**The task**
Select every line below containing the word "FORM".

################

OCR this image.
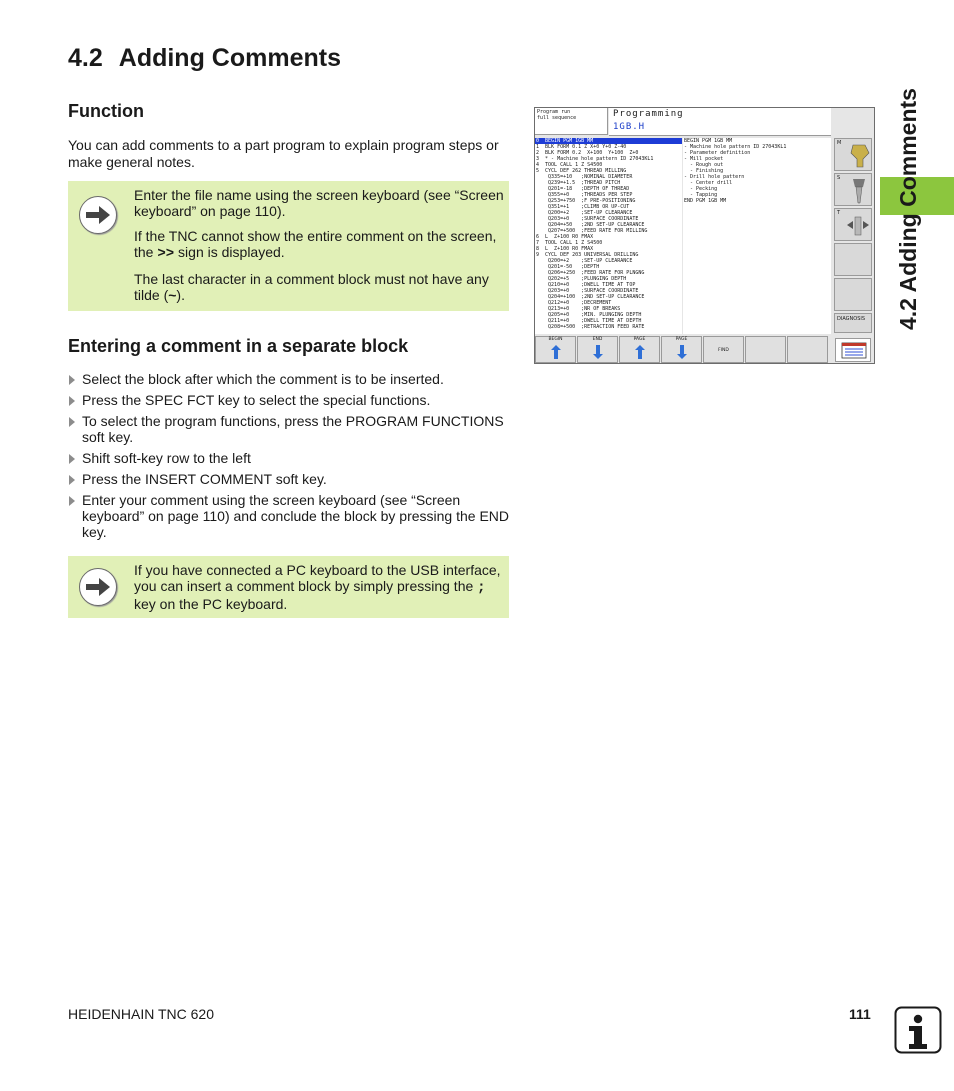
4.2 Adding Comments
Function

You can add comments to a part program to explain program steps or make general notes.

Enter the file name using the screen keyboard (see “Screen keyboard” on page 110).

If the TNC cannot show the entire comment on the screen, the >> sign is displayed.

The last character in a comment block must not have any tilde (~).

Entering a comment in a separate block
Select the block after which the comment is to be inserted.
Press the SPEC FCT key to select the special functions.
To select the program functions, press the PROGRAM FUNCTIONS soft key.
Shift soft-key row to the left
Press the INSERT COMMENT soft key.
Enter your comment using the screen keyboard (see “Screen keyboard” on page 110) and conclude the block by pressing the END key.

If you have connected a PC keyboard to the USB interface, you can insert a comment block by simply pressing the ; key on the PC keyboard.

Program run
full sequence	Programming
1GB.H
0  BEGIN PGM 1GB MM
1  BLK FORM 0.1 Z X+0 Y+0 Z-40
2  BLK FORM 0.2  X+100  Y+100  Z+0
3  * - Machine hole pattern ID 27043KL1
4  TOOL CALL 1 Z S4500
5  CYCL DEF 262 THREAD MILLING
Q335=+10   ;NOMINAL DIAMETER
Q239=+1.5  ;THREAD PITCH
Q201=-18   ;DEPTH OF THREAD
Q355=+0    ;THREADS PER STEP
Q253=+750  ;F PRE-POSITIONING
Q351=+1    ;CLIMB OR UP-CUT
Q200=+2    ;SET-UP CLEARANCE
Q203=+0    ;SURFACE COORDINATE
Q204=+50   ;2ND SET-UP CLEARANCE
Q207=+500  ;FEED RATE FOR MILLING
6  L  Z+100 R0 FMAX
7  TOOL CALL 1 Z S4500
8  L  Z+100 R0 FMAX
9  CYCL DEF 203 UNIVERSAL DRILLING
Q200=+2    ;SET-UP CLEARANCE
Q201=-50   ;DEPTH
Q206=+250  ;FEED RATE FOR PLNGNG
Q202=+5    ;PLUNGING DEPTH
Q210=+0    ;DWELL TIME AT TOP
Q203=+0    ;SURFACE COORDINATE
Q204=+100  ;2ND SET-UP CLEARANCE
Q212=+0    ;DECREMENT
Q213=+0    ;NR OF BREAKS
Q205=+0    ;MIN. PLUNGING DEPTH
Q211=+0    ;DWELL TIME AT DEPTH
Q208=+500  ;RETRACTION FEED RATE
BEGIN PGM 1GB MM
- Machine hole pattern ID 27043KL1
- Parameter definition
- Mill pocket
- Rough out
- Finishing
- Drill hole pattern
- Center drill
- Pecking
- Tapping
END PGM 1GB MM
M
S
T
DIAGNOSIS
BEGIN	END	PAGE	PAGE
FIND
4.2 Adding Comments
HEIDENHAIN TNC 620	111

################

**The output**
1  BLK FORM 0.1 Z X+0 Y+0 Z-40
2  BLK FORM 0.2  X+100  Y+100  Z+0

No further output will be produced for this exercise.